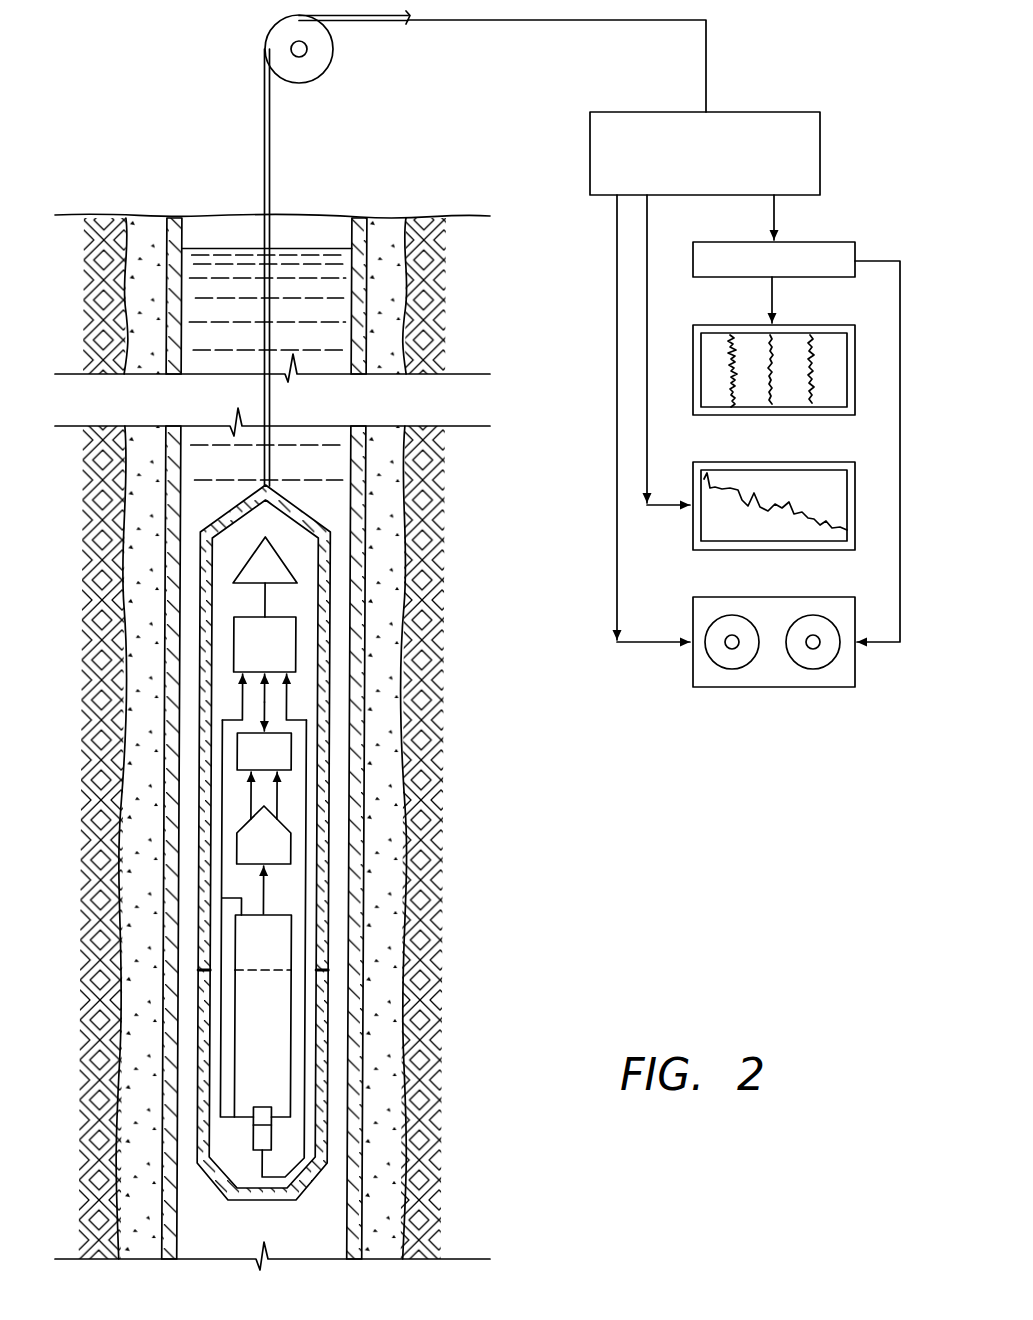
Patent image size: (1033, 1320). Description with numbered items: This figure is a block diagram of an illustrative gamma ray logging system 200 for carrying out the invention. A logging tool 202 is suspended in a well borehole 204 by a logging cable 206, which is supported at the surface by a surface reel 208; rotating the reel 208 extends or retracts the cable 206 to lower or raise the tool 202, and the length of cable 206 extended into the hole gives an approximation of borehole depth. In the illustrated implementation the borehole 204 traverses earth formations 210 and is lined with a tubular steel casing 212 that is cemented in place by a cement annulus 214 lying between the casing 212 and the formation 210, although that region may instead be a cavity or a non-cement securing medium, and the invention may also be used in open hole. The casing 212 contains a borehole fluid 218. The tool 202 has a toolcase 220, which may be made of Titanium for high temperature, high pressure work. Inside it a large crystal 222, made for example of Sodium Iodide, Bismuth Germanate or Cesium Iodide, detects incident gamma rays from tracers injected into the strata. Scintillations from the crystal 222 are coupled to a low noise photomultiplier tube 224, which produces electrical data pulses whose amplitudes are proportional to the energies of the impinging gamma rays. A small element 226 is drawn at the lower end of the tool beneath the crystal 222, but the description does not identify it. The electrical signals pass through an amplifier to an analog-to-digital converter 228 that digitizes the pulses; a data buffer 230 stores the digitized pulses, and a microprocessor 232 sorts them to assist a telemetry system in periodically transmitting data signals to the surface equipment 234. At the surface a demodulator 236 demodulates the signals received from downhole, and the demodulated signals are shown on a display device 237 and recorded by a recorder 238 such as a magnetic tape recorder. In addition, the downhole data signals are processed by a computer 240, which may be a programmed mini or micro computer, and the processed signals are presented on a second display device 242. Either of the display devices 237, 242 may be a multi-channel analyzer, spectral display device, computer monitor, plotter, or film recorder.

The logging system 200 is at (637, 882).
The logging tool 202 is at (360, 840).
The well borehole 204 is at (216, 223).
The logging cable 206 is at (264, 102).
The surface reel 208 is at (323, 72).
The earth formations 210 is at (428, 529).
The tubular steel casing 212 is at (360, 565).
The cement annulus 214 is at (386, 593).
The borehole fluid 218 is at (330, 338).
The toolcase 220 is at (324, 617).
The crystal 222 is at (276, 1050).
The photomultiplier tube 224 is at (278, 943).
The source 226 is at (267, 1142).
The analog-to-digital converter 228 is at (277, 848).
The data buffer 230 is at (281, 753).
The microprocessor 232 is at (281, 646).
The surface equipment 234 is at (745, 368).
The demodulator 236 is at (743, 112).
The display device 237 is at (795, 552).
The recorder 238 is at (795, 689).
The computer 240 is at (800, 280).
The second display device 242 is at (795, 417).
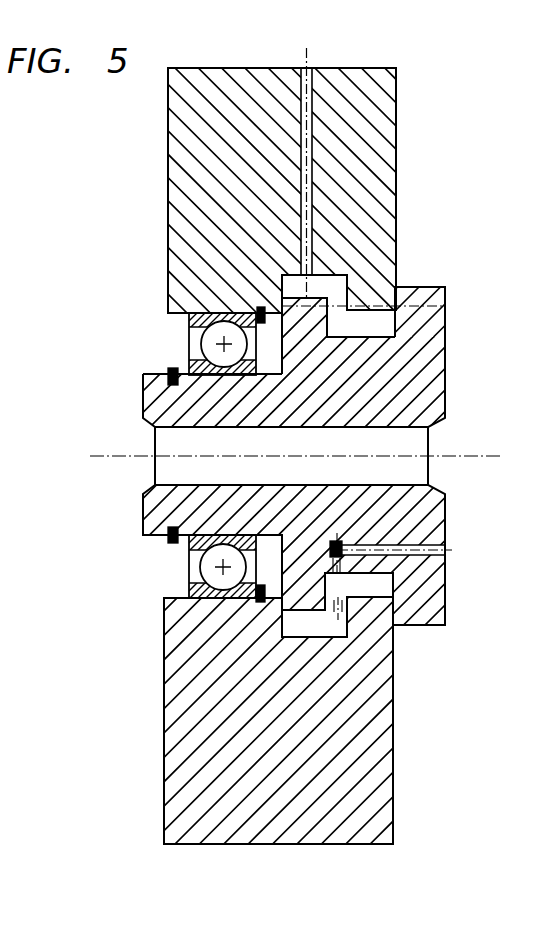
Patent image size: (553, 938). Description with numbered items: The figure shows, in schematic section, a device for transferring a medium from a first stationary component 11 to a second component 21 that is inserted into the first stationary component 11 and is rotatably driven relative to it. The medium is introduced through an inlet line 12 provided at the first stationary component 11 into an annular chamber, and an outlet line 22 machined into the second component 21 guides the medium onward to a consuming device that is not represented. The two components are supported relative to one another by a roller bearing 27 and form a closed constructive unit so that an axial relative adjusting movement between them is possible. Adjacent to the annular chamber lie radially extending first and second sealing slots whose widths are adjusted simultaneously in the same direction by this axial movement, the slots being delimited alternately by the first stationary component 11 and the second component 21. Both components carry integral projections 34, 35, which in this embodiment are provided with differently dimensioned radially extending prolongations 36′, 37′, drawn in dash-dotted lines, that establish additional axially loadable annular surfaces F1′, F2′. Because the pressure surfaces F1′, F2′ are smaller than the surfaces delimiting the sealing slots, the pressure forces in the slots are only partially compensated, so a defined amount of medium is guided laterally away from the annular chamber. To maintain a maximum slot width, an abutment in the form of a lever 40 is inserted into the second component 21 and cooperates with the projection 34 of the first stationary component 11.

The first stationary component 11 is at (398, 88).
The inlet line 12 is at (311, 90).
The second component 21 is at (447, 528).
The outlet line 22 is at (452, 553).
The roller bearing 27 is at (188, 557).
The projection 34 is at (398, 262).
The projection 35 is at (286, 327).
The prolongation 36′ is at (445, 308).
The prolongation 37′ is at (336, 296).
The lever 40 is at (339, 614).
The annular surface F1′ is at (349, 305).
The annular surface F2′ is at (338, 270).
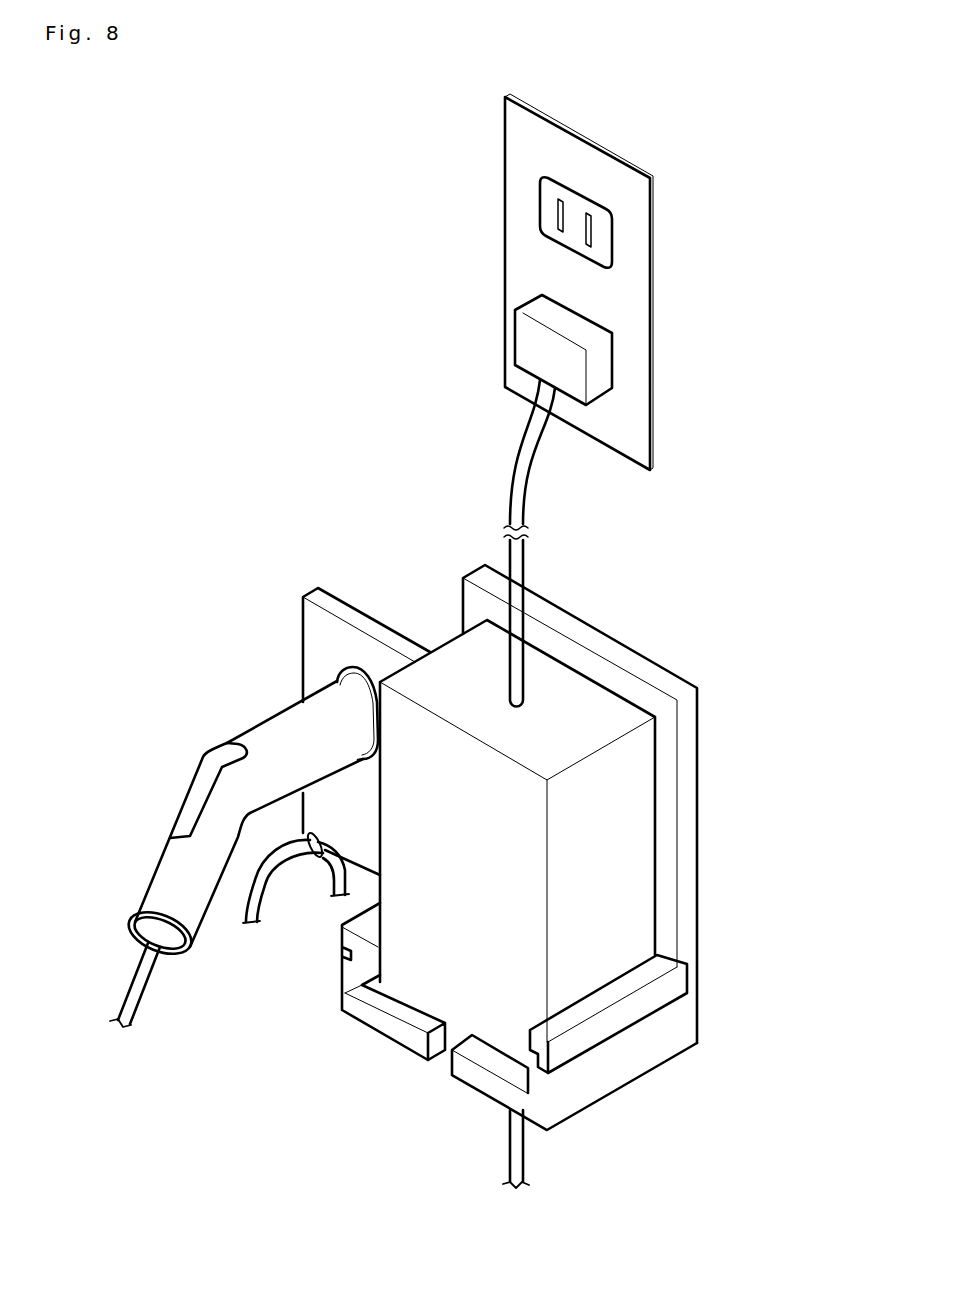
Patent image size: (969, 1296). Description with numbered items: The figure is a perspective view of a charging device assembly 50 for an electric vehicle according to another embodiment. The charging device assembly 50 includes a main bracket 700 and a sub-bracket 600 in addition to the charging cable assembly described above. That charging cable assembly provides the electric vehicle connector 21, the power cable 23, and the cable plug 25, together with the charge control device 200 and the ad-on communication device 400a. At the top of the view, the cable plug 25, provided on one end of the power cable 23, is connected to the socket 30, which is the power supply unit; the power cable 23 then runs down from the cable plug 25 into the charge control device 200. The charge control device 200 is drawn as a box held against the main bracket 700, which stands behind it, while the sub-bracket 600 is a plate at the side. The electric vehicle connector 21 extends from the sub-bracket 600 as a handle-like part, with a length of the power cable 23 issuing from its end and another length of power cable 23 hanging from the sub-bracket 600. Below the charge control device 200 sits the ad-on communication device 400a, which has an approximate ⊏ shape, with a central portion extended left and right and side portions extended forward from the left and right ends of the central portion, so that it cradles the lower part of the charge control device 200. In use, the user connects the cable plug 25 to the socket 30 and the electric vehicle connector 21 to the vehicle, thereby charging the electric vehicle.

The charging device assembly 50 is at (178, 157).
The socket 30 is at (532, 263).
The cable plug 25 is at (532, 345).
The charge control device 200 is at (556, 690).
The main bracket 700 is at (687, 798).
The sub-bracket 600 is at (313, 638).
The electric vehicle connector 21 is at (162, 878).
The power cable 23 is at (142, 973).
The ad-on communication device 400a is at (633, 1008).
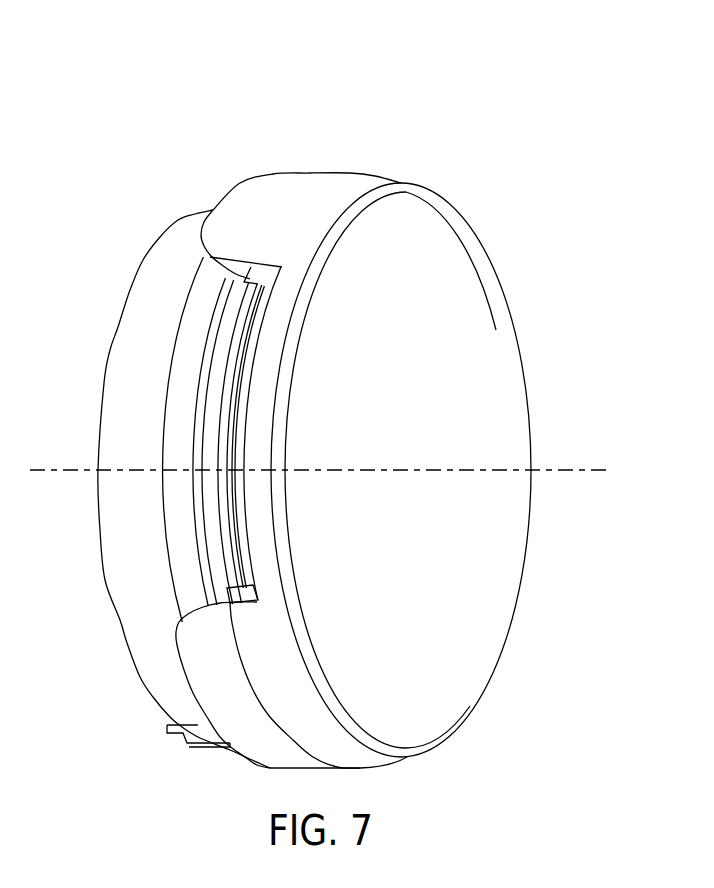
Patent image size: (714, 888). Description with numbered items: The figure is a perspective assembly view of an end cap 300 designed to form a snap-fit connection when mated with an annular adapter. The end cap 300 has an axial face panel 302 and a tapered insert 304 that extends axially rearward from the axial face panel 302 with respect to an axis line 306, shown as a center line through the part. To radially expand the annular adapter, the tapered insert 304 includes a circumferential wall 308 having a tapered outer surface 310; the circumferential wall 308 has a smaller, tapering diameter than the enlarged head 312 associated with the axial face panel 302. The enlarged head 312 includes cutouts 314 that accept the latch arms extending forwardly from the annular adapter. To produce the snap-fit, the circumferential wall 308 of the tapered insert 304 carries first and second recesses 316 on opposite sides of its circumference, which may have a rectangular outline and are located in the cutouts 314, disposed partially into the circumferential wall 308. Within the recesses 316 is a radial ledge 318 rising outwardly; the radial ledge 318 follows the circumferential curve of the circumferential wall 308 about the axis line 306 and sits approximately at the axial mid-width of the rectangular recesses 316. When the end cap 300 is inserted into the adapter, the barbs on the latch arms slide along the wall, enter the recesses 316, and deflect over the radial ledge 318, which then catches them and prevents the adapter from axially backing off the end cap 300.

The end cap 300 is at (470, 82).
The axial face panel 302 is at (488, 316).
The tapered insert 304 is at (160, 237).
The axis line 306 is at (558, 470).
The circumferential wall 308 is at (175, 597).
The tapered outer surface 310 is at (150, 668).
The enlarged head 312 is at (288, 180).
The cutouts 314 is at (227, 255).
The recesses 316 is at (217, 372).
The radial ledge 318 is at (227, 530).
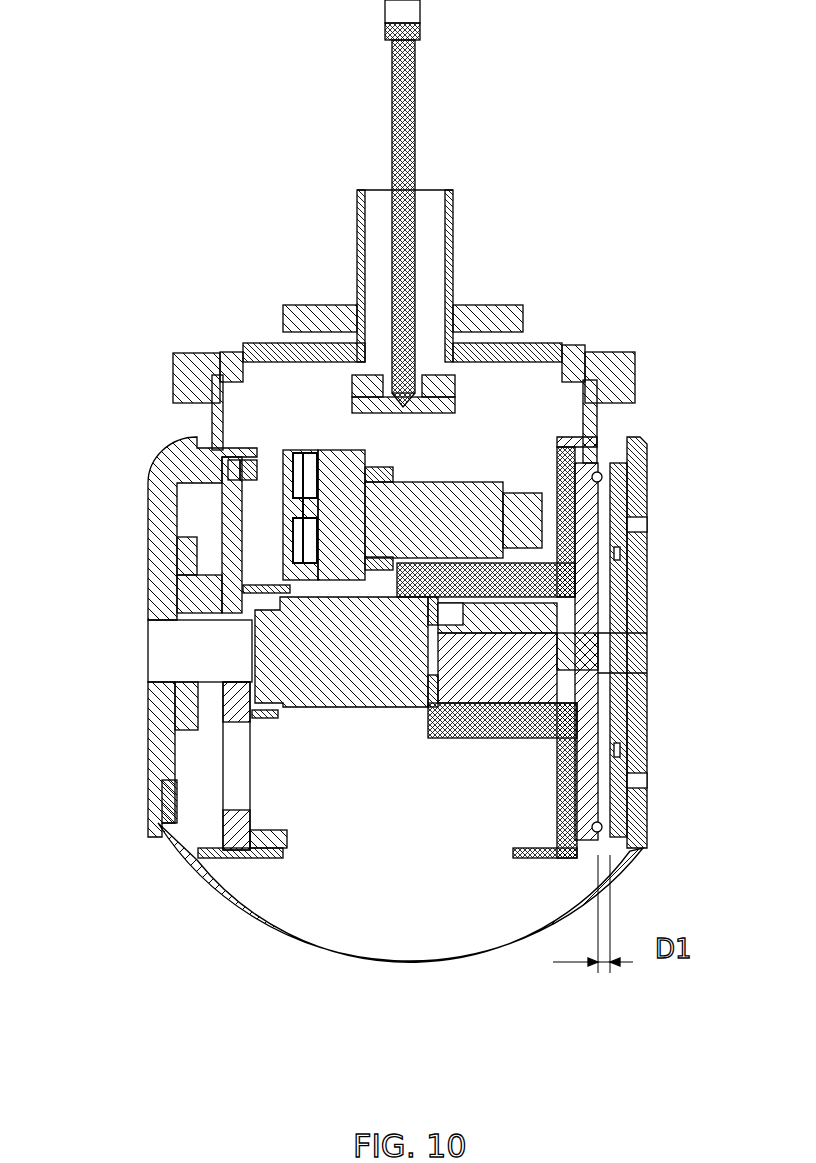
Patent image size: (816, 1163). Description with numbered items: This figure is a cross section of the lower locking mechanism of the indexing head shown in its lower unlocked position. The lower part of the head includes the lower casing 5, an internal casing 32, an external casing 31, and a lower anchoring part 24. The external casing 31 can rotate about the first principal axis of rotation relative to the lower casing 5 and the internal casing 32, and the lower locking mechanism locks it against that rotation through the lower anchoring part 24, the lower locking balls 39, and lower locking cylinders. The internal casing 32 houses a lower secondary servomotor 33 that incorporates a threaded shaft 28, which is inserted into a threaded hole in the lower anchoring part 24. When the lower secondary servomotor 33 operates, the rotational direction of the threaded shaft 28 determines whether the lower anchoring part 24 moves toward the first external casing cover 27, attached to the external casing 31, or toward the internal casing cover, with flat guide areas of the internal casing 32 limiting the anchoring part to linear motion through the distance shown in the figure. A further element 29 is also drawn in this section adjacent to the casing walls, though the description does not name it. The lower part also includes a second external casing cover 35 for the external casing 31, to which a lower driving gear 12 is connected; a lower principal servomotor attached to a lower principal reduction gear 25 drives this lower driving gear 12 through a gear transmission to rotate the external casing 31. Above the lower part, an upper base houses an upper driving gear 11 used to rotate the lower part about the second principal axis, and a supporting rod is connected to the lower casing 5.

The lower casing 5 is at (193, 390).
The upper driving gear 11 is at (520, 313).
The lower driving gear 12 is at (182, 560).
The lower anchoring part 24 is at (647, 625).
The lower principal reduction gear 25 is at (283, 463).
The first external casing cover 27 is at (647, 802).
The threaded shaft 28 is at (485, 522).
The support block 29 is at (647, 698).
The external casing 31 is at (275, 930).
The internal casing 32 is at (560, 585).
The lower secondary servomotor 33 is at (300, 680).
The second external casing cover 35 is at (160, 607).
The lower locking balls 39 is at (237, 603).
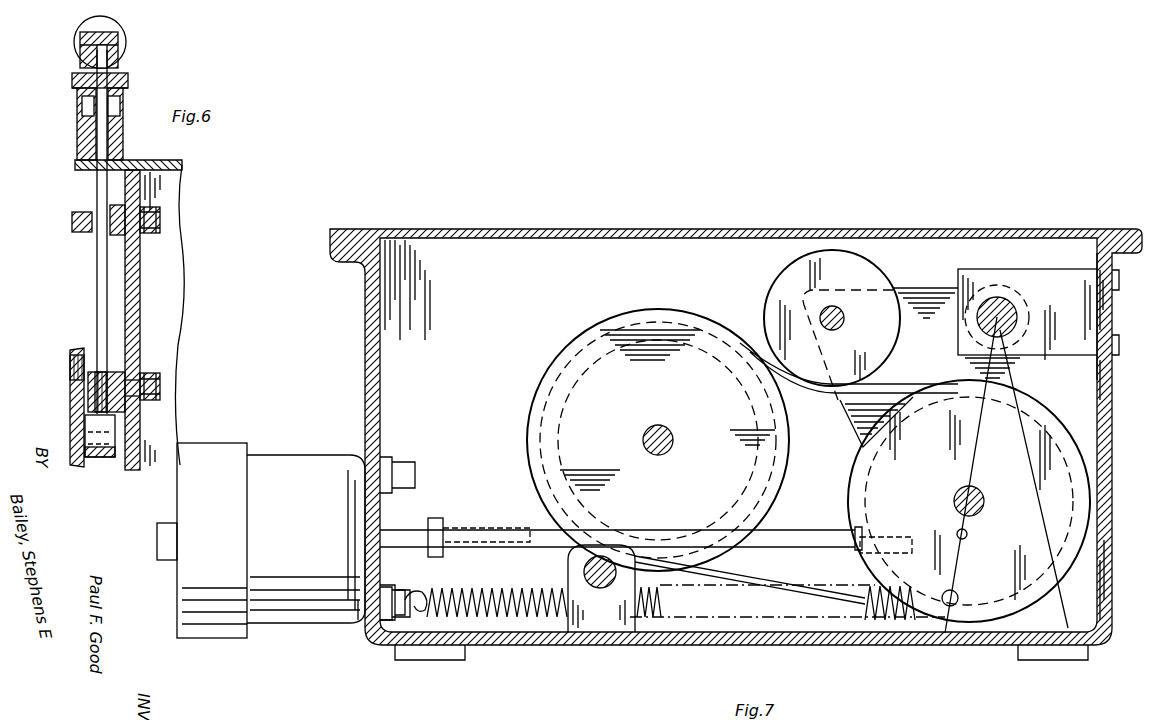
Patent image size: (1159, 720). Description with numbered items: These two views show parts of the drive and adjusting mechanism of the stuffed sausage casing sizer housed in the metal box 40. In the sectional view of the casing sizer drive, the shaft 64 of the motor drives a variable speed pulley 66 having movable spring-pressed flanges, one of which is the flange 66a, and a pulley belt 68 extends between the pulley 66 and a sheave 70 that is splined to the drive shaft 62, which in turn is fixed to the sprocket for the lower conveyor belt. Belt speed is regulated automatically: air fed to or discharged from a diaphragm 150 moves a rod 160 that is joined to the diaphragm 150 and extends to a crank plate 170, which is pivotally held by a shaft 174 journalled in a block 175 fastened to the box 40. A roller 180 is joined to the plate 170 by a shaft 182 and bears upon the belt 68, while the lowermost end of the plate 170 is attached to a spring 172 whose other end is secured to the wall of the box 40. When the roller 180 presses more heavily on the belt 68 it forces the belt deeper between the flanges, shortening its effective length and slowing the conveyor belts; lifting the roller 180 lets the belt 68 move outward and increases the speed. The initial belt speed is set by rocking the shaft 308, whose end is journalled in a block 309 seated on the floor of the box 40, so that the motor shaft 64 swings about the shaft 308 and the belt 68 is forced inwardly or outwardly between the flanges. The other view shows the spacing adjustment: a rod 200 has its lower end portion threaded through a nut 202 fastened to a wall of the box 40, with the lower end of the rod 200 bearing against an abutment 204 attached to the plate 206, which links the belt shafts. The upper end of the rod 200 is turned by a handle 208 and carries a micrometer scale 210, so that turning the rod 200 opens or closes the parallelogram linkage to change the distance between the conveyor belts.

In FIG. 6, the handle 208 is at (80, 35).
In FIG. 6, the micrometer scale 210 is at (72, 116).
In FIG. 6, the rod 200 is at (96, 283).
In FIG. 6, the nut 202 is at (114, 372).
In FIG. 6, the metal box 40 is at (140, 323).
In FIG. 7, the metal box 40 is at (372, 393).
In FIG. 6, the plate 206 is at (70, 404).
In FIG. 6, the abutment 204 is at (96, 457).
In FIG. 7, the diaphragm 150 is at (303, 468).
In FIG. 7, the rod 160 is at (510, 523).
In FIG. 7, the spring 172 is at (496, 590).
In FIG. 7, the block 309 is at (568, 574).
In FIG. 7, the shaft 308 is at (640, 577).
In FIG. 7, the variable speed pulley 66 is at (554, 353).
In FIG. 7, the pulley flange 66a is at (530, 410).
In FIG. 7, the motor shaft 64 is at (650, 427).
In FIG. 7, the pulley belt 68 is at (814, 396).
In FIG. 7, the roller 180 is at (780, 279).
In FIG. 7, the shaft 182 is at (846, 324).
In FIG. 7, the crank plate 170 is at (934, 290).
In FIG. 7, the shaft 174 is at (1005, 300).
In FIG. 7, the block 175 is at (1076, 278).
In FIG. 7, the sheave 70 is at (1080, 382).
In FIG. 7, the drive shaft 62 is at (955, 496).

· · · ·

**Exercise details**
Repeat the lines of the records word for word, beginning at the line that contains "Patent image size: (553, 938)." and stopping after the line that contains "The prolongation 36′ is at (445, 308).".

**Finished answer**
Patent image size: (553, 938). Description with numbered items: The figure shows, in schematic section, a device for transferring a medium from a first stationary component 11 to a second component 21 that is inserted into the first stationary component 11 and is rotatably driven relative to it. The medium is introduced through an inlet line 12 provided at the first stationary component 11 into an annular chamber, and an outlet line 22 machined into the second component 21 guides the medium onward to a consuming device that is not represented. The two components are supported relative to one another by a roller bearing 27 and form a closed constructive unit so that an axial relative adjusting movement between them is possible. Adjacent to the annular chamber lie radially extending first and second sealing slots whose widths are adjusted simultaneously in the same direction by this axial movement, the slots being delimited alternately by the first stationary component 11 and the second component 21. Both components carry integral projections 34, 35, which in this embodiment are provided with differently dimensioned radially extending prolongations 36′, 37′, drawn in dash-dotted lines, that establish additional axially loadable annular surfaces F1′, F2′. Because the pressure surfaces F1′, F2′ are smaller than the surfaces delimiting the sealing slots, the pressure forces in the slots are only partially compensated, so a defined amount of medium is guided laterally away from the annular chamber. To maintain a maximum slot width, an abutment in the form of a lever 40 is inserted into the second component 21 and cooperates with the projection 34 of the first stationary component 11.

The first stationary component 11 is at (398, 88).
The inlet line 12 is at (311, 90).
The second component 21 is at (447, 528).
The outlet line 22 is at (452, 553).
The roller bearing 27 is at (188, 557).
The projection 34 is at (398, 262).
The projection 35 is at (286, 327).
The prolongation 36′ is at (445, 308).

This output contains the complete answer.